> Task statement
Only the pictures are omitted; repeat all other data exactly.

> Available data
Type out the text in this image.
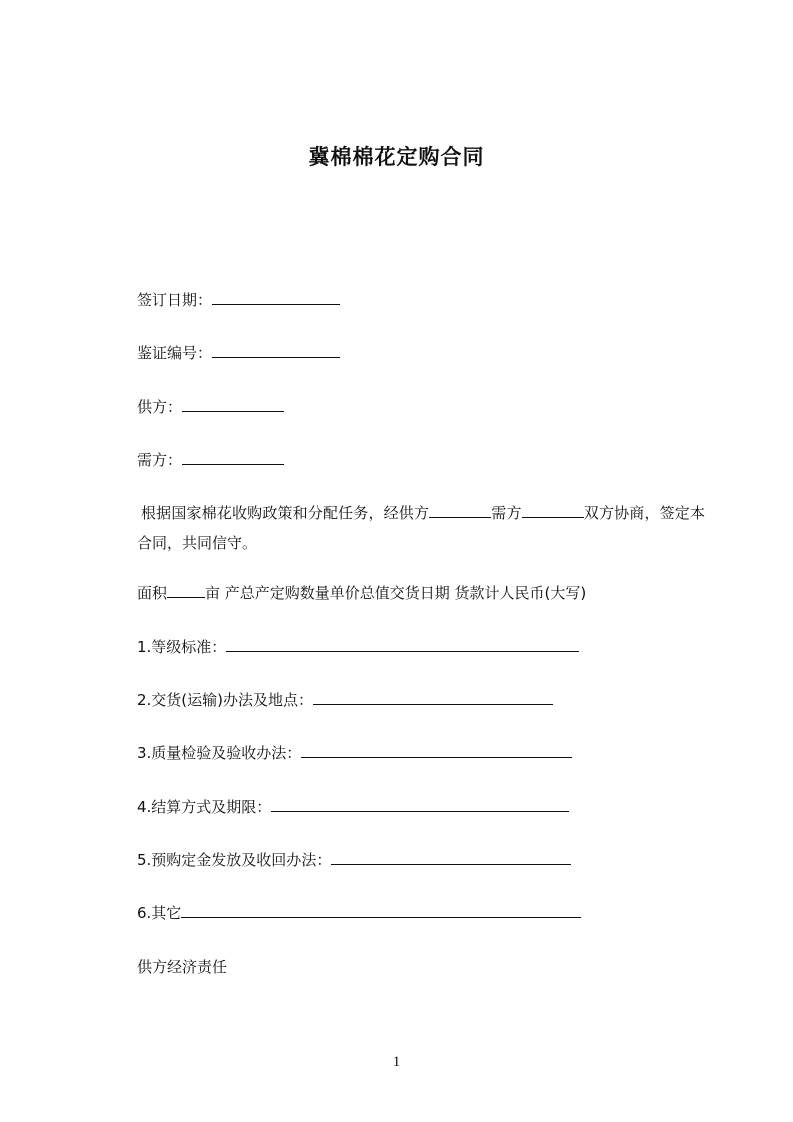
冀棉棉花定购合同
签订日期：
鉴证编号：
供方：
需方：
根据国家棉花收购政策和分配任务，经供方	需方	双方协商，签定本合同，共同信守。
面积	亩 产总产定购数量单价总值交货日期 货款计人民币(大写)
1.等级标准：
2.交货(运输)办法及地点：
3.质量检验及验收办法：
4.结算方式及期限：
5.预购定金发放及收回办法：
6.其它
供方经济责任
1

> Answer below
Type out the text in this image.
冀棉棉花定购合同
签订日期：
鉴证编号：
供方：
需方：
根据国家棉花收购政策和分配任务，经供方	需方	双方协商，签定本合同，共同信守。
面积	亩 产总产定购数量单价总值交货日期 货款计人民币(大写)
1.等级标准：
2.交货(运输)办法及地点：
3.质量检验及验收办法：
4.结算方式及期限：
5.预购定金发放及收回办法：
6.其它
供方经济责任
1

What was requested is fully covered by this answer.